== What you need to do ==
Reproduce all of the data that follows, character for character.

-------- Supplied information --------

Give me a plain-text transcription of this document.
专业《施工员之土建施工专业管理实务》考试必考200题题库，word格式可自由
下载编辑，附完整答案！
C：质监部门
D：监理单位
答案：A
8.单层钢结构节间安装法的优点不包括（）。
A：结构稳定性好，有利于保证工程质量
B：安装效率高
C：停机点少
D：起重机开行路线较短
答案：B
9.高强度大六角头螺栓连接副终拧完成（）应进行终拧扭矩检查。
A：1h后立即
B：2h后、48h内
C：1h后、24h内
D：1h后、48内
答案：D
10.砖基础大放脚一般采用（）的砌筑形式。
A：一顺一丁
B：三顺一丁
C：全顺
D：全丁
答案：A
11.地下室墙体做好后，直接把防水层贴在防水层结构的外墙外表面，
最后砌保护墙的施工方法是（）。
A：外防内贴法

--------

== The solution ==
Give me a plain-text transcription of this document.
专业《施工员之土建施工专业管理实务》考试必考200题题库，word格式可自由
下载编辑，附完整答案！
C：质监部门
D：监理单位
答案：A
8.单层钢结构节间安装法的优点不包括（）。
A：结构稳定性好，有利于保证工程质量
B：安装效率高
C：停机点少
D：起重机开行路线较短
答案：B
9.高强度大六角头螺栓连接副终拧完成（）应进行终拧扭矩检查。
A：1h后立即
B：2h后、48h内
C：1h后、24h内
D：1h后、48内
答案：D
10.砖基础大放脚一般采用（）的砌筑形式。
A：一顺一丁
B：三顺一丁
C：全顺
D：全丁
答案：A
11.地下室墙体做好后，直接把防水层贴在防水层结构的外墙外表面，
最后砌保护墙的施工方法是（）。
A：外防内贴法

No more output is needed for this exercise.